-- Start PASSAGE --
January 4th-8th, 1879
The Cheyenne realize that they are not able to join Red Cloud, but they still refuse to return to Oklahoma. Captain Wessells gives the Cheyenne five days to change their minds. The temperature drops to forty below at night. During this time of struggle the Cheyenne food, water, and heat are cut off. In the five days the Cheyenne are huddled together without eating anything. They scrape the window ledges for drinking water because it would snow every night. Wessells offers to free the women and children but the Cheyenne refuse to answer him.
January 9, 1879
Captain Wessells calls Morning Star (Dull Knife) and Wild Hog to council. The people refuse to allow Morning Star to leave the barracks because they fear a trap. The young men are ready to attack. At ten o’clock that night, the Cheyenne make their way to freedom. The people break through the windows and barracks making their way to a nearby creek. Not too far behind, the soldiers are firing their guns leaving the Cheyenne dead and wounded. The soldiers are not giving up. They hunt for the Cheyenne for twelve days. 149 were originally imprisoned at Fort Robinson. 61 are killed and many of the survivors are badly wounded. The Cheyenne think Morning star died. However, Morning Star and his family are just separated from the main group of Cheyenne and later reunited.
-- End PASSAGE --
-- Start RAW RECORDS --
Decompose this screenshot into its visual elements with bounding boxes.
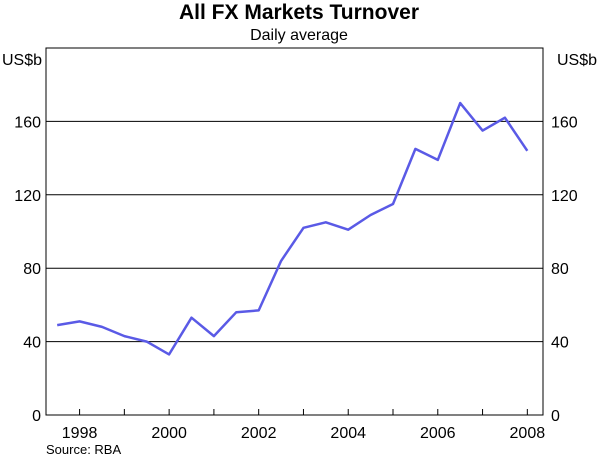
y-tick-labels-left: 0 40 80 120 160 xyxy=(14,114,41,425)
y-tick-label-left: 160 xyxy=(14,114,41,131)
chart-subtitle: Daily average xyxy=(250,27,348,44)
y-tick-label-right: 80 xyxy=(551,261,569,278)
x-tick-label: 2004 xyxy=(330,425,366,442)
x-tick-label: 2002 xyxy=(241,425,277,442)
x-tick-label: 1998 xyxy=(62,425,98,442)
x-tick-label: 2008 xyxy=(510,425,546,442)
x-tick-labels: 1998 2000 2002 2004 2006 2008 xyxy=(62,425,545,442)
y-tick-label-left: 0 xyxy=(32,408,41,425)
series-line xyxy=(56,101,529,356)
chart-title: All FX Markets Turnover xyxy=(179,1,419,24)
y-tick-label-right: 0 xyxy=(551,408,560,425)
y-tick-label-left: 80 xyxy=(23,261,41,278)
x-tick-marks xyxy=(79,409,528,415)
x-tick-label: 2006 xyxy=(420,425,456,442)
y-tick-label-left: 120 xyxy=(14,188,41,205)
y-unit-right: US$b xyxy=(557,52,597,69)
y-tick-labels-right: 0 40 80 120 160 xyxy=(551,114,578,425)
y-tick-label-right: 40 xyxy=(551,335,569,352)
y-tick-label-right: 160 xyxy=(551,114,578,131)
source-note: Source: RBA xyxy=(46,442,121,457)
x-tick-label: 2000 xyxy=(151,425,187,442)
y-tick-label-left: 40 xyxy=(23,335,41,352)
grid-lines xyxy=(46,120,543,343)
y-tick-label-right: 120 xyxy=(551,188,578,205)
plot-area xyxy=(45,47,544,416)
y-unit-left: US$b xyxy=(2,52,42,69)
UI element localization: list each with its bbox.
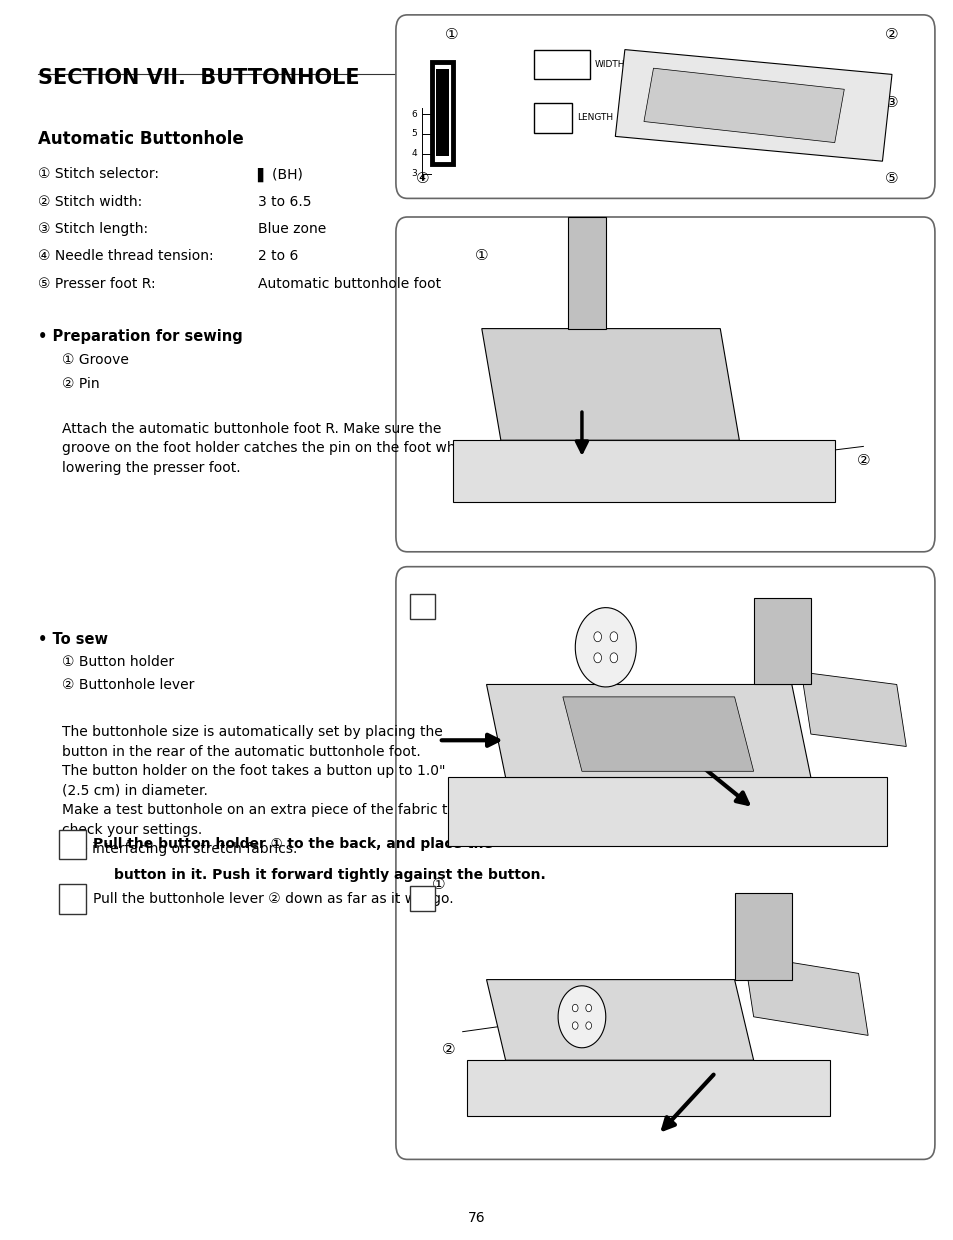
Text: • To sew: • To sew (38, 632, 108, 647)
Text: ② Pin: ② Pin (62, 377, 99, 391)
Polygon shape (572, 1004, 578, 1012)
Polygon shape (643, 68, 843, 143)
Text: ①: ① (432, 877, 445, 892)
Text: 3 to 6.5: 3 to 6.5 (257, 195, 311, 208)
Text: Automatic buttonhole foot: Automatic buttonhole foot (257, 277, 440, 290)
Polygon shape (585, 1022, 591, 1029)
Text: ①: ① (444, 27, 457, 42)
Text: ②: ② (856, 453, 869, 467)
Text: Pull the button holder ① to the back, and place the: Pull the button holder ① to the back, an… (92, 837, 492, 852)
Text: LENGTH: LENGTH (577, 113, 613, 123)
Text: 2: 2 (418, 892, 426, 905)
Polygon shape (562, 697, 753, 771)
Polygon shape (453, 440, 834, 502)
Polygon shape (572, 1022, 578, 1029)
Text: ② Stitch width:: ② Stitch width: (38, 195, 142, 208)
Text: • Preparation for sewing: • Preparation for sewing (38, 329, 243, 343)
Polygon shape (567, 217, 605, 329)
Text: ① Stitch selector:: ① Stitch selector: (38, 167, 159, 181)
Text: ④ Needle thread tension:: ④ Needle thread tension: (38, 249, 213, 263)
Polygon shape (585, 1004, 591, 1012)
Text: Blue zone: Blue zone (257, 222, 326, 236)
Bar (534, 103, 572, 133)
Polygon shape (594, 632, 601, 642)
Bar (410, 887, 435, 911)
Polygon shape (801, 672, 905, 746)
Polygon shape (448, 777, 886, 846)
FancyBboxPatch shape (59, 884, 86, 914)
Text: ④: ④ (416, 171, 429, 186)
Polygon shape (743, 955, 867, 1035)
Bar (436, 69, 449, 156)
Text: 4: 4 (411, 149, 416, 159)
Text: 6.5 —: 6.5 — (546, 60, 577, 69)
Polygon shape (594, 652, 601, 662)
Polygon shape (481, 329, 739, 440)
Text: 1: 1 (418, 600, 426, 613)
Text: 1: 1 (69, 838, 76, 851)
Text: Automatic Buttonhole: Automatic Buttonhole (38, 130, 244, 149)
Bar (534, 50, 589, 79)
Polygon shape (486, 684, 810, 777)
Polygon shape (575, 608, 636, 687)
Text: Pull the buttonhole lever ② down as far as it will go.: Pull the buttonhole lever ② down as far … (92, 892, 453, 906)
Polygon shape (615, 50, 891, 161)
Text: 2: 2 (69, 893, 76, 905)
Text: ③ Stitch length:: ③ Stitch length: (38, 222, 148, 236)
Text: ②: ② (884, 27, 898, 42)
FancyBboxPatch shape (59, 830, 86, 859)
Text: ① Button holder: ① Button holder (62, 655, 174, 668)
Polygon shape (486, 980, 753, 1060)
Polygon shape (609, 632, 617, 642)
Text: button in it. Push it forward tightly against the button.: button in it. Push it forward tightly ag… (114, 868, 546, 882)
Text: ⑤ Presser foot R:: ⑤ Presser foot R: (38, 277, 155, 290)
Text: ☝: ☝ (550, 113, 556, 123)
Polygon shape (558, 986, 605, 1048)
Text: ② Buttonhole lever: ② Buttonhole lever (62, 678, 194, 692)
Bar (432, 62, 453, 164)
Text: ① Groove: ① Groove (62, 353, 129, 367)
Polygon shape (609, 652, 617, 662)
Text: ①: ① (475, 248, 488, 263)
Polygon shape (753, 598, 810, 684)
Text: 3: 3 (411, 169, 416, 179)
Polygon shape (467, 1060, 829, 1116)
Text: 6: 6 (411, 109, 416, 119)
FancyBboxPatch shape (395, 217, 934, 552)
FancyBboxPatch shape (395, 567, 934, 1159)
Text: ⑤: ⑤ (884, 171, 898, 186)
Text: WIDTH: WIDTH (594, 60, 624, 69)
Text: ▌ (BH): ▌ (BH) (257, 167, 303, 182)
Text: The buttonhole size is automatically set by placing the
button in the rear of th: The buttonhole size is automatically set… (62, 725, 456, 857)
Text: 2 to 6: 2 to 6 (257, 249, 297, 263)
Text: 76: 76 (468, 1211, 485, 1225)
FancyBboxPatch shape (395, 15, 934, 198)
Text: ②: ② (441, 1042, 455, 1056)
Polygon shape (734, 893, 791, 980)
Text: SECTION VII.  BUTTONHOLE: SECTION VII. BUTTONHOLE (38, 68, 359, 88)
Text: ③: ③ (884, 95, 898, 110)
Bar (410, 594, 435, 619)
Text: 5: 5 (411, 129, 416, 139)
Text: Attach the automatic buttonhole foot R. Make sure the
groove on the foot holder : Attach the automatic buttonhole foot R. … (62, 422, 473, 475)
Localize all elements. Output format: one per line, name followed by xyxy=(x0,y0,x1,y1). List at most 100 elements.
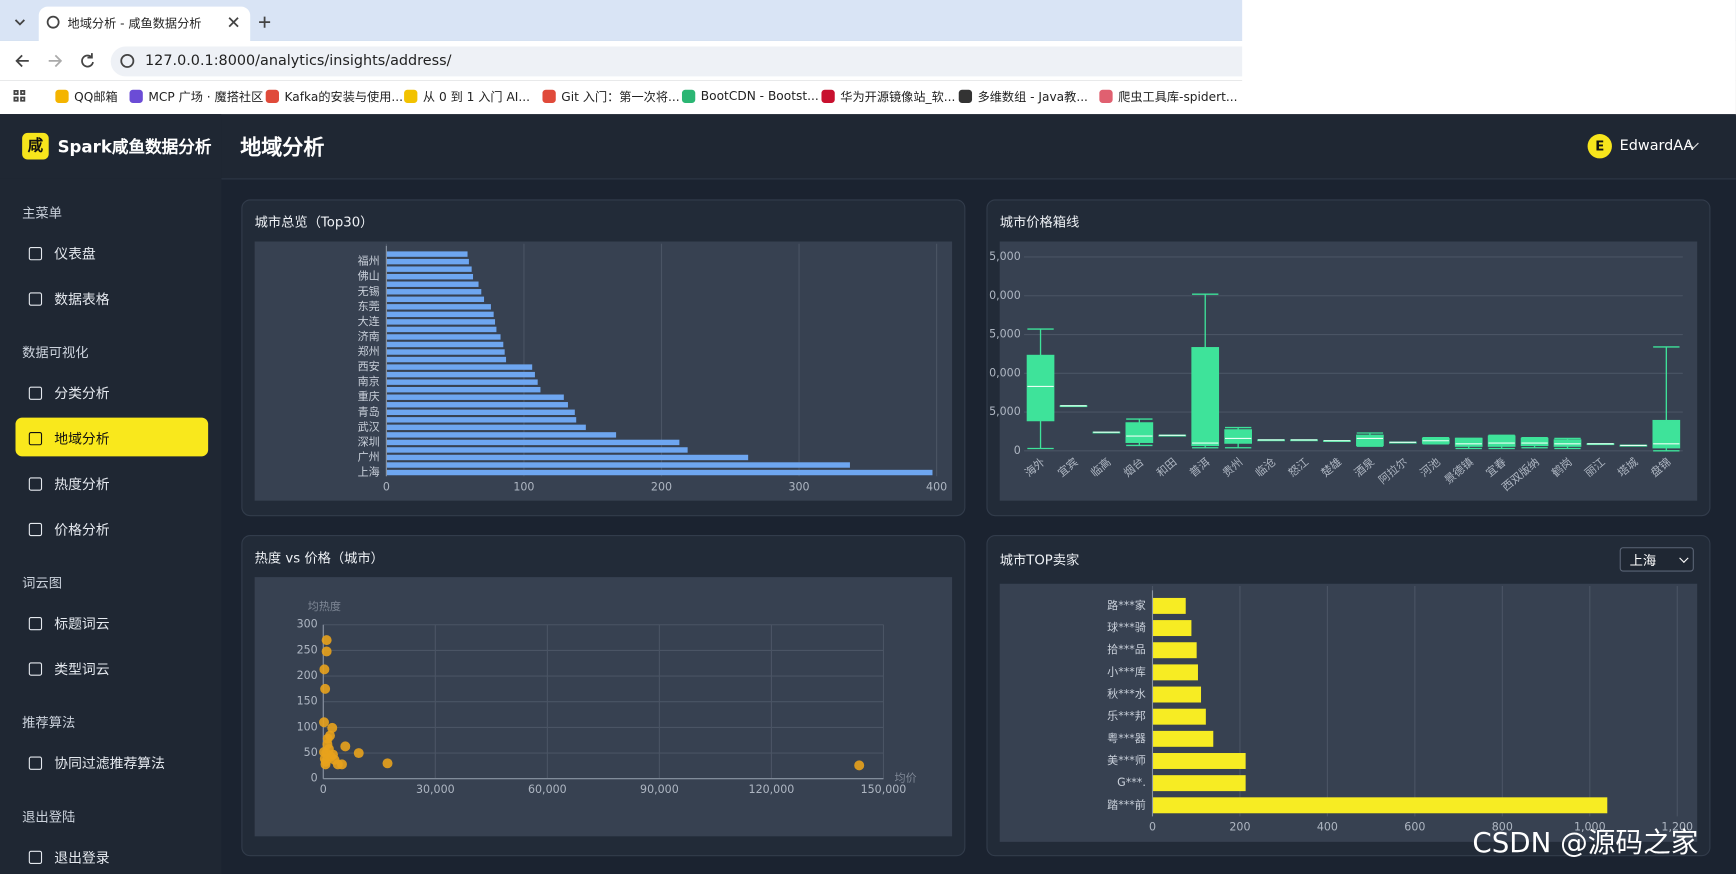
y-tick-label: 100 xyxy=(297,720,318,733)
menu-group: 推荐算法 xyxy=(22,715,76,731)
x-tick-label: 60,000 xyxy=(528,783,567,796)
bookmark[interactable]: Git 入门：第一次将... xyxy=(561,89,680,105)
y-tick-label: 5,000 xyxy=(989,250,1021,263)
bookmark[interactable]: 从 0 到 1 入门 AI... xyxy=(422,89,531,105)
box xyxy=(1191,347,1220,447)
y-tick-label: 重庆 xyxy=(358,389,380,403)
menu-group: 退出登陆 xyxy=(22,809,76,825)
y-tick-label: 150 xyxy=(297,695,318,708)
menu-item[interactable]: 地域分析 xyxy=(54,430,110,447)
sidebar xyxy=(0,114,222,874)
bar xyxy=(386,273,474,280)
bookmark-icon xyxy=(681,89,696,104)
bookmark[interactable]: BootCDN - Bootst... xyxy=(700,89,819,104)
menu-icon xyxy=(28,432,43,446)
bar xyxy=(386,379,538,385)
x-tick-label: 0 xyxy=(1149,820,1156,833)
menu-icon xyxy=(28,850,43,865)
box xyxy=(1652,419,1681,449)
y-tick-label: 武汉 xyxy=(358,420,380,433)
y-tick-label: 球***骑 xyxy=(1107,620,1146,634)
bookmark-icon xyxy=(55,89,69,104)
chart-title: 热度 vs 价格（城市） xyxy=(255,549,384,566)
bar xyxy=(386,326,497,333)
x-tick-label: 0 xyxy=(320,783,327,796)
y-tick-label: 南京 xyxy=(358,374,380,388)
x-tick-label: 30,000 xyxy=(416,783,455,796)
menu-item[interactable]: 分类分析 xyxy=(54,384,110,402)
user-name[interactable]: EdwardAA xyxy=(1619,137,1694,155)
y-tick-label: 福州 xyxy=(358,254,380,268)
active-tab[interactable] xyxy=(38,6,251,41)
y-tick-label: 50 xyxy=(304,746,318,759)
bar xyxy=(386,356,507,363)
reload[interactable] xyxy=(81,53,94,68)
bar xyxy=(386,409,575,415)
forward[interactable] xyxy=(48,54,63,68)
bar xyxy=(386,341,504,348)
bookmark[interactable]: MCP 广场 · 魔搭社区 xyxy=(148,89,264,105)
city-select[interactable]: 上海 xyxy=(1619,547,1694,572)
avatar[interactable]: E xyxy=(1587,134,1612,159)
menu-icon xyxy=(28,522,43,537)
box xyxy=(1125,422,1154,443)
bar xyxy=(386,349,505,355)
tab-menu[interactable] xyxy=(14,19,25,26)
blank-overlay xyxy=(1242,0,1736,115)
brand: Spark咸鱼数据分析 xyxy=(57,136,212,157)
bar xyxy=(1152,797,1608,814)
tab-close[interactable] xyxy=(228,17,239,28)
chart-title: 城市总览（Top30） xyxy=(255,214,374,231)
menu-item[interactable]: 类型词云 xyxy=(54,660,110,678)
tab-title: 地域分析 - 咸鱼数据分析 xyxy=(67,16,202,32)
point xyxy=(382,758,393,769)
back[interactable] xyxy=(15,54,29,68)
new-tab[interactable] xyxy=(259,16,271,28)
y-tick-label: 佛山 xyxy=(358,270,380,283)
bookmark[interactable]: 爬虫工具库-spidert... xyxy=(1118,89,1238,105)
menu-item[interactable]: 标题词云 xyxy=(54,615,110,632)
y-tick-label: 5,000 xyxy=(989,405,1021,418)
omnibox[interactable] xyxy=(110,46,1263,77)
menu-item[interactable]: 协同过滤推荐算法 xyxy=(54,754,165,772)
bar xyxy=(386,311,494,318)
x-tick-label: 600 xyxy=(1404,820,1425,833)
apps[interactable] xyxy=(13,89,26,102)
bookmark[interactable]: 华为开源镜像站_软... xyxy=(840,89,956,105)
y-tick-label: 0,000 xyxy=(989,366,1021,379)
menu-group: 数据可视化 xyxy=(22,345,89,361)
bar xyxy=(386,319,496,325)
y-tick-label: 广州 xyxy=(358,450,380,463)
point xyxy=(353,748,364,759)
bookmark[interactable]: QQ邮箱 xyxy=(74,89,118,105)
menu-item[interactable]: 价格分析 xyxy=(54,521,110,538)
menu-item[interactable]: 退出登录 xyxy=(54,849,110,866)
bar xyxy=(386,439,680,446)
y-axis-title: 均热度 xyxy=(308,599,341,613)
bookmark[interactable]: 多维数组 - Java教... xyxy=(977,89,1088,105)
point xyxy=(321,646,332,657)
y-tick-label: 粤***器 xyxy=(1107,731,1146,745)
bar xyxy=(386,417,577,423)
y-tick-label: 踏***前 xyxy=(1107,797,1146,811)
bar xyxy=(386,402,568,408)
point xyxy=(327,722,338,733)
y-tick-label: 东莞 xyxy=(358,300,380,313)
menu-item[interactable]: 热度分析 xyxy=(54,475,110,493)
menu-icon xyxy=(28,386,43,400)
point xyxy=(319,717,330,728)
menu-item[interactable]: 仪表盘 xyxy=(54,245,96,262)
point xyxy=(319,747,330,758)
y-tick-label: 拾***品 xyxy=(1107,642,1146,656)
point xyxy=(320,683,331,694)
x-tick-label: 800 xyxy=(1492,820,1513,833)
site-info[interactable] xyxy=(120,53,135,68)
bookmark[interactable]: Kafka的安装与使用... xyxy=(284,89,404,105)
bar xyxy=(1152,664,1198,681)
url: 127.0.0.1:8000/analytics/insights/addres… xyxy=(145,52,452,70)
menu-item[interactable]: 数据表格 xyxy=(54,290,110,308)
box xyxy=(1026,354,1055,422)
bar xyxy=(1152,642,1197,659)
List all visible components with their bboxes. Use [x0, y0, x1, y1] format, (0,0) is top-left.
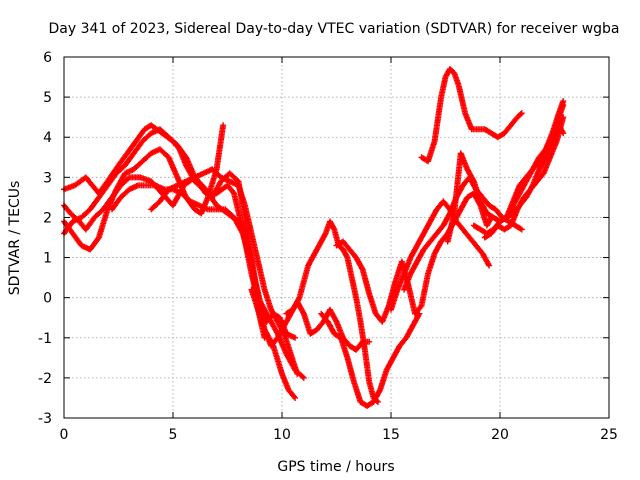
data-point [518, 226, 525, 233]
y-tick-label: -1 [38, 331, 52, 347]
y-tick-label: -3 [38, 411, 52, 427]
data-point [300, 374, 307, 381]
y-tick-label: 3 [43, 170, 52, 186]
data-point [560, 98, 567, 105]
x-tick-label: 10 [273, 427, 291, 443]
data-point [294, 370, 301, 377]
data-point [292, 394, 299, 401]
y-tick-label: 4 [43, 130, 52, 146]
data-point [220, 122, 227, 129]
y-tick-label: 6 [43, 50, 52, 66]
x-axis-label: GPS time / hours [277, 459, 394, 475]
data-point [486, 262, 493, 269]
data-point [560, 114, 567, 121]
data-point [518, 110, 525, 117]
chart-title: Day 341 of 2023, Sidereal Day-to-day VTE… [48, 21, 619, 37]
plot-frame [63, 56, 610, 419]
data-point [299, 373, 306, 380]
y-axis-label: SDTVAR / TECUs [7, 181, 23, 296]
x-tick-label: 5 [169, 427, 178, 443]
data-point [125, 175, 132, 182]
y-tick-label: 0 [43, 291, 52, 307]
y-tick-label: -2 [38, 371, 52, 387]
data-point [292, 334, 299, 341]
y-tick-label: 1 [43, 251, 52, 267]
x-tick-label: 25 [600, 427, 618, 443]
axis-ticks: 0 5 10 15 20 25 -3 -2 -1 0 1 2 3 4 5 6 [38, 50, 618, 443]
x-tick-label: 0 [60, 427, 69, 443]
y-tick-label: 5 [43, 90, 52, 106]
x-tick-label: 15 [382, 427, 400, 443]
data-marks [61, 66, 567, 409]
data-point [366, 338, 373, 345]
y-tick-label: 2 [43, 210, 52, 226]
data-point [517, 111, 524, 118]
x-tick-label: 20 [491, 427, 509, 443]
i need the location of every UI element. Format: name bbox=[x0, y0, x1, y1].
-- End RAW RECORDS --
EXERCISE REQUIREMENTS:
- 1) List every person named in the account of the Cheyenne at Fort Robinson, one per line.
- 2) Retype the Fort Robinson account from "January 9, 1879" up to and including "and later reunited.".
- 3) Write what comes next in the account of the Cheyenne at Fort Robinson, picking up after its final sentence.

WRITTEN RESPONSES:
- 1)
Red Cloud
Captain Wessells
Morning Star (Dull Knife)
Wild Hog

- 2)
January 9, 1879
Captain Wessells calls Morning Star (Dull Knife) and Wild Hog to council. The people refuse to allow Morning Star to leave the barracks because they fear a trap. The young men are ready to attack. At ten o’clock that night, the Cheyenne make their way to freedom. The people break through the windows and barracks making their way to a nearby creek. Not too far behind, the soldiers are firing their guns leaving the Cheyenne dead and wounded. The soldiers are not giving up. They hunt for the Cheyenne for twelve days. 149 were originally imprisoned at Fort Robinson. 61 are killed and many of the survivors are badly wounded. The Cheyenne think Morning star died. However, Morning Star and his family are just separated from the main group of Cheyenne and later reunited.

- 3)
Iron Teeth – A Survivor
Iron Teeth was a Cheyenne woman who was present on the trip back from Oklahoma. She was separated from her children during the breakout. She waited in the cold barracks for her children
“I was afraid to ask anybody about my son and the little daughter, as my asking might inform the soldiers of them. But I kept watching for them among the Indians there. After a while the little girl came to me. I asked her about her brother. It appeared she did not hear me, so I asked again. This time she burst out crying. Then I knew he had been killed. She told me how it had been done. That night, they had hidden in a deep pit. The next morning some soldiers had come near to them. The brother had said to her: ‘Lie down, and I will cover you with leaves and dirt. Then, I will climb out and fight the soldiers. They will kill me, but they will think I am the only one here, and they will go away after I am dead. When they are gone, you can come out and hunt for our mother.’ The next day she came out, but the soldiers caught her.
Lots of times, as I sit here alone on the floor with my blanket wrapped about me, I lean forward and close my eyes and think of him standing up out of the pit and fighting the soldiers, knowing that he would be killed, but doing this so that his little sister might get away to safety. Don’t you think he was a brave young man?”
From “Iron Teeth, A Cheyenne Old Woman”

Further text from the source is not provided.